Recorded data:
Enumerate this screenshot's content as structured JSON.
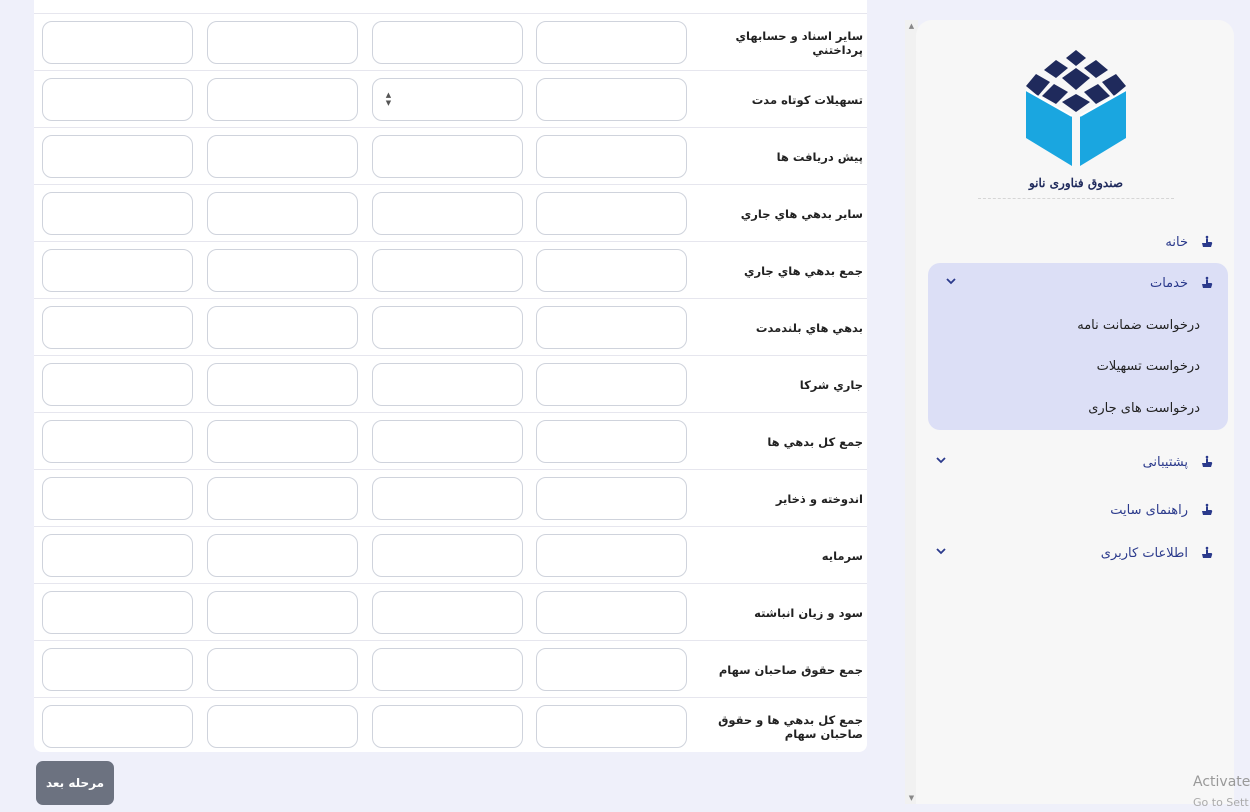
{
  "form": {
    "rows": [
      {
        "label": "ساير اسناد و حسابهاي پرداختني"
      },
      {
        "label": "تسهيلات کوتاه مدت"
      },
      {
        "label": "پيش دريافت ها"
      },
      {
        "label": "ساير بدهي هاي جاري"
      },
      {
        "label": "جمع بدهي هاي جاري"
      },
      {
        "label": "بدهي هاي بلندمدت"
      },
      {
        "label": "جاري شرکا"
      },
      {
        "label": "جمع کل بدهي ها"
      },
      {
        "label": "اندوخته و ذخاير"
      },
      {
        "label": "سرمايه"
      },
      {
        "label": "سود و زيان انباشته"
      },
      {
        "label": "جمع حقوق صاحبان سهام"
      },
      {
        "label": "جمع کل بدهي ها و حقوق صاحبان سهام"
      }
    ],
    "next_button": "مرحله بعد"
  },
  "sidebar": {
    "logo_text": "صندوق فناوری نانو",
    "nav": {
      "home": "خانه",
      "services": "خدمات",
      "services_sub": [
        "درخواست ضمانت نامه",
        "درخواست تسهيلات",
        "درخواست های جاری"
      ],
      "support": "پشتيبانی",
      "guide": "راهنمای سايت",
      "user_info": "اطلاعات کاربری"
    }
  },
  "overlay": {
    "activate": "Activate",
    "goto": "Go to Sett"
  },
  "colors": {
    "background": "#eff0fa",
    "logo_dark": "#1f2a5c",
    "logo_light": "#1aa6e0",
    "nav_text": "#2b3a8c",
    "services_bg": "#dcdff6",
    "button_bg": "#6c7280"
  },
  "icons": {
    "nav_item": "hand-icon",
    "expand": "chevron-down-icon",
    "scroll_up": "arrow-up-icon",
    "scroll_down": "arrow-down-icon",
    "number_spinner": "spinner-icon"
  }
}
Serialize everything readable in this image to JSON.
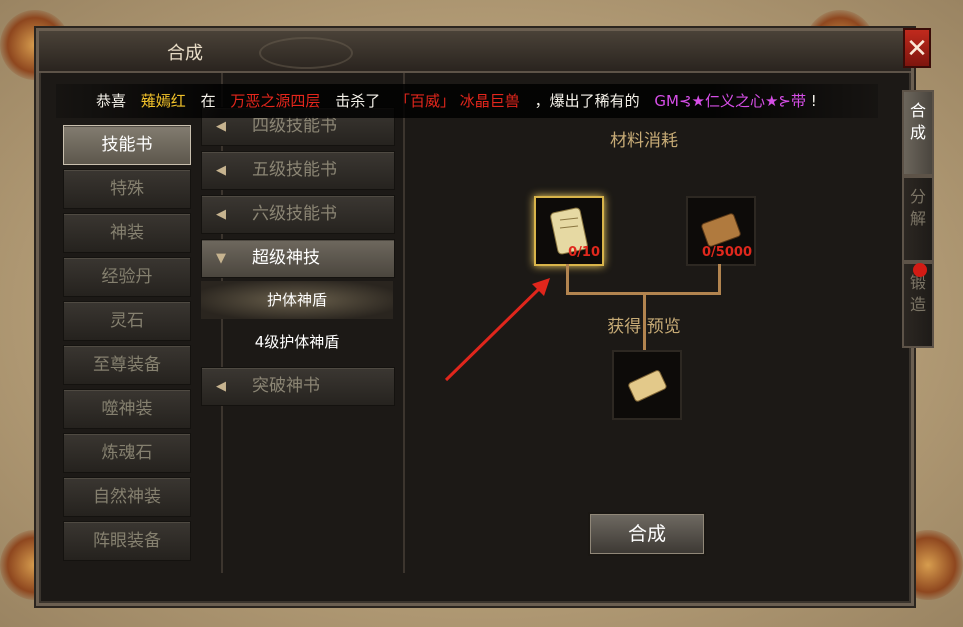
{
  "window": {
    "title": "合成",
    "close_icon": "close-icon"
  },
  "broadcast": {
    "prefix": "恭喜",
    "player": "薙嫣红",
    "at": "在",
    "location": "万恶之源四层",
    "killed": "击杀了",
    "monster_tag": "「百威」",
    "monster": "冰晶巨兽",
    "dropped": "，爆出了稀有的",
    "item": "GM⊰★仁义之心★⊱带",
    "end": "!"
  },
  "left_menu": [
    {
      "label": "技能书",
      "active": true
    },
    {
      "label": "特殊"
    },
    {
      "label": "神装"
    },
    {
      "label": "经验丹"
    },
    {
      "label": "灵石"
    },
    {
      "label": "至尊装备"
    },
    {
      "label": "噬神装"
    },
    {
      "label": "炼魂石"
    },
    {
      "label": "自然神装"
    },
    {
      "label": "阵眼装备"
    }
  ],
  "mid_menu": {
    "items": [
      {
        "label": "四级技能书"
      },
      {
        "label": "五级技能书"
      },
      {
        "label": "六级技能书"
      },
      {
        "label": "超级神技",
        "open": true
      }
    ],
    "subitems": [
      {
        "label": "护体神盾",
        "selected": true
      },
      {
        "label": "4级护体神盾"
      }
    ],
    "after": [
      {
        "label": "突破神书"
      }
    ]
  },
  "materials": {
    "header": "材料消耗",
    "slot1_count": "0/10",
    "slot2_count": "0/5000"
  },
  "preview": {
    "header": "获得 预览"
  },
  "compose_button": "合成",
  "side_tabs": [
    {
      "label": "合成",
      "active": true
    },
    {
      "label": "分解"
    },
    {
      "label": "锻造"
    }
  ]
}
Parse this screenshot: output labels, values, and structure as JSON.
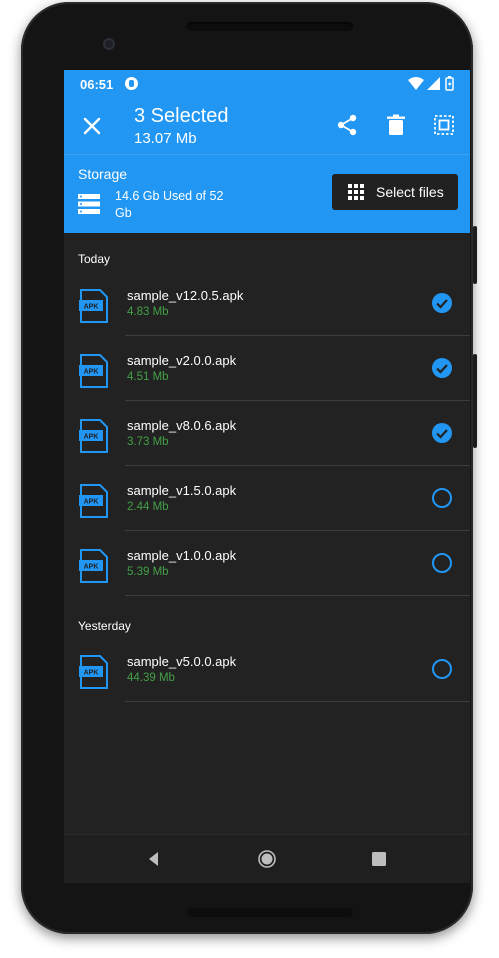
{
  "status_bar": {
    "time": "06:51"
  },
  "toolbar": {
    "title": "3 Selected",
    "subtitle": "13.07 Mb"
  },
  "storage": {
    "label": "Storage",
    "used": "14.6 Gb Used of 52 Gb",
    "select_button": "Select files"
  },
  "sections": [
    {
      "label": "Today",
      "items": [
        {
          "name": "sample_v12.0.5.apk",
          "size": "4.83 Mb",
          "selected": true
        },
        {
          "name": "sample_v2.0.0.apk",
          "size": "4.51 Mb",
          "selected": true
        },
        {
          "name": "sample_v8.0.6.apk",
          "size": "3.73 Mb",
          "selected": true
        },
        {
          "name": "sample_v1.5.0.apk",
          "size": "2.44 Mb",
          "selected": false
        },
        {
          "name": "sample_v1.0.0.apk",
          "size": "5.39 Mb",
          "selected": false
        }
      ]
    },
    {
      "label": "Yesterday",
      "items": [
        {
          "name": "sample_v5.0.0.apk",
          "size": "44.39 Mb",
          "selected": false
        }
      ]
    }
  ],
  "file_icon_label": "APK",
  "colors": {
    "accent": "#2196f3",
    "background": "#222222",
    "size_text": "#43a047"
  }
}
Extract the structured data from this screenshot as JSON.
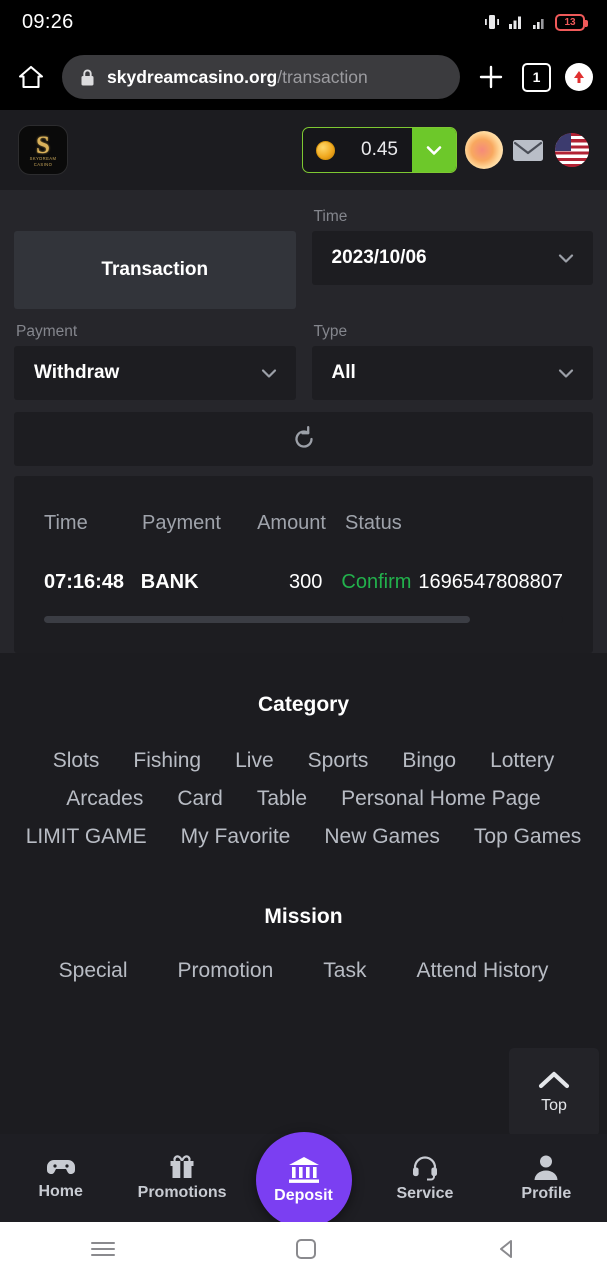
{
  "status_bar": {
    "time": "09:26",
    "battery_level": "13",
    "icons": [
      "vibrate-icon",
      "wifi-icon",
      "signal-icon",
      "battery-icon"
    ],
    "battery_color": "#f05a5a"
  },
  "browser": {
    "home_icon": "home-icon",
    "lock_icon": "lock-icon",
    "url_host": "skydreamcasino.org",
    "url_path": "/transaction",
    "new_tab_icon": "plus-icon",
    "tab_count": "1",
    "profile_icon": "profile-arrow-icon"
  },
  "app_header": {
    "logo_letter": "S",
    "logo_subtitle_line1": "SKYDREAM",
    "logo_subtitle_line2": "CASINO",
    "balance_amount": "0.45",
    "coin_icon": "coin-icon",
    "balance_expand_icon": "chevron-down-icon",
    "avatar_icon": "avatar-icon",
    "mail_icon": "mail-icon",
    "flag_icon": "us-flag-icon",
    "accent_green": "#6dc82a",
    "border_green": "#7ec832"
  },
  "filters": {
    "transaction_tab_label": "Transaction",
    "time_label": "Time",
    "time_value": "2023/10/06",
    "payment_label": "Payment",
    "payment_value": "Withdraw",
    "type_label": "Type",
    "type_value": "All",
    "dropdown_icon": "chevron-down-icon",
    "refresh_icon": "refresh-icon"
  },
  "table": {
    "columns": [
      "Time",
      "Payment",
      "Amount",
      "Status",
      ""
    ],
    "rows": [
      {
        "time": "07:16:48",
        "payment": "BANK",
        "amount": "300",
        "status": "Confirm",
        "order_id": "1696547808807",
        "status_color": "#22b14c"
      }
    ]
  },
  "footer": {
    "category_title": "Category",
    "category_links": [
      "Slots",
      "Fishing",
      "Live",
      "Sports",
      "Bingo",
      "Lottery",
      "Arcades",
      "Card",
      "Table",
      "Personal Home Page",
      "LIMIT GAME",
      "My Favorite",
      "New Games",
      "Top Games"
    ],
    "mission_title": "Mission",
    "mission_links": [
      "Special",
      "Promotion",
      "Task",
      "Attend History"
    ]
  },
  "top_button": {
    "label": "Top",
    "icon": "chevron-up-icon"
  },
  "bottom_nav": {
    "items": [
      {
        "label": "Home",
        "icon": "gamepad-icon"
      },
      {
        "label": "Promotions",
        "icon": "gift-icon"
      },
      {
        "label": "Deposit",
        "icon": "bank-icon"
      },
      {
        "label": "Service",
        "icon": "headset-icon"
      },
      {
        "label": "Profile",
        "icon": "person-icon"
      }
    ],
    "deposit_color": "#7b3ff2"
  },
  "android_nav": {
    "recents_icon": "menu-icon",
    "home_icon": "square-icon",
    "back_icon": "triangle-back-icon"
  }
}
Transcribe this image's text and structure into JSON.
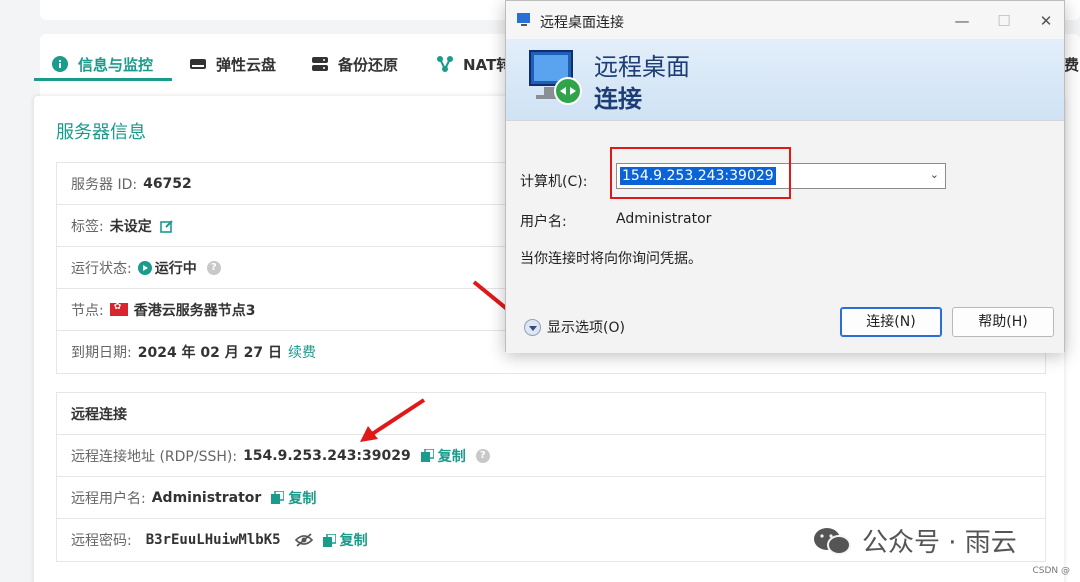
{
  "tabs": [
    {
      "label": "信息与监控",
      "icon": "info-icon",
      "active": true
    },
    {
      "label": "弹性云盘",
      "icon": "disk-icon"
    },
    {
      "label": "备份还原",
      "icon": "backup-icon"
    },
    {
      "label": "NAT转",
      "icon": "nat-icon"
    },
    {
      "label": "费",
      "icon": ""
    }
  ],
  "accent": "#1a9b8b",
  "server_info": {
    "title": "服务器信息",
    "id_label": "服务器 ID:",
    "id_value": "46752",
    "tag_label": "标签:",
    "tag_value": "未设定",
    "status_label": "运行状态:",
    "status_value": "运行中",
    "node_label": "节点:",
    "node_value": "香港云服务器节点3",
    "expire_label": "到期日期:",
    "expire_value": "2024 年 02 月 27 日",
    "renew_link": "续费"
  },
  "remote": {
    "title": "远程连接",
    "addr_label": "远程连接地址 (RDP/SSH):",
    "addr_value": "154.9.253.243:39029",
    "user_label": "远程用户名:",
    "user_value": "Administrator",
    "pass_label": "远程密码:",
    "pass_value": "B3rEuuLHuiwMlbK5",
    "copy_label": "复制"
  },
  "dialog": {
    "title": "远程桌面连接",
    "banner_line1": "远程桌面",
    "banner_line2": "连接",
    "computer_label": "计算机(C):",
    "computer_value": "154.9.253.243:39029",
    "username_label": "用户名:",
    "username_value": "Administrator",
    "note": "当你连接时将向你询问凭据。",
    "show_options": "显示选项(O)",
    "connect_btn": "连接(N)",
    "help_btn": "帮助(H)",
    "minimize": "—",
    "maximize": "☐",
    "close": "✕"
  },
  "watermark": "公众号 · 雨云",
  "footer": "CSDN @"
}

● **REQUIRED WORK**
Pictures are to be left out; otherwise, copy exactly each line from the one containing "Transcribe this image's" through the last line of the listing.

● **FINISHED ANSWER**
Transcribe this image's text and structure into JSON.
{
  "tabs": [
    {
      "label": "信息与监控",
      "icon": "info-icon",
      "active": true
    },
    {
      "label": "弹性云盘",
      "icon": "disk-icon"
    },
    {
      "label": "备份还原",
      "icon": "backup-icon"
    },
    {
      "label": "NAT转",
      "icon": "nat-icon"
    },
    {
      "label": "费",
      "icon": ""
    }
  ],
  "accent": "#1a9b8b",
  "server_info": {
    "title": "服务器信息",
    "id_label": "服务器 ID:",
    "id_value": "46752",
    "tag_label": "标签:",
    "tag_value": "未设定",
    "status_label": "运行状态:",
    "status_value": "运行中",
    "node_label": "节点:",
    "node_value": "香港云服务器节点3",
    "expire_label": "到期日期:",
    "expire_value": "2024 年 02 月 27 日",
    "renew_link": "续费"
  },
  "remote": {
    "title": "远程连接",
    "addr_label": "远程连接地址 (RDP/SSH):",
    "addr_value": "154.9.253.243:39029",
    "user_label": "远程用户名:",
    "user_value": "Administrator",
    "pass_label": "远程密码:",
    "pass_value": "B3rEuuLHuiwMlbK5",
    "copy_label": "复制"
  },
  "dialog": {
    "title": "远程桌面连接",
    "banner_line1": "远程桌面",
    "banner_line2": "连接",
    "computer_label": "计算机(C):",
    "computer_value": "154.9.253.243:39029",
    "username_label": "用户名:",
    "username_value": "Administrator",
    "note": "当你连接时将向你询问凭据。",
    "show_options": "显示选项(O)",
    "connect_btn": "连接(N)",
    "help_btn": "帮助(H)",
    "minimize": "—",
    "maximize": "☐",
    "close": "✕"
  },
  "watermark": "公众号 · 雨云",
  "footer": "CSDN @"
}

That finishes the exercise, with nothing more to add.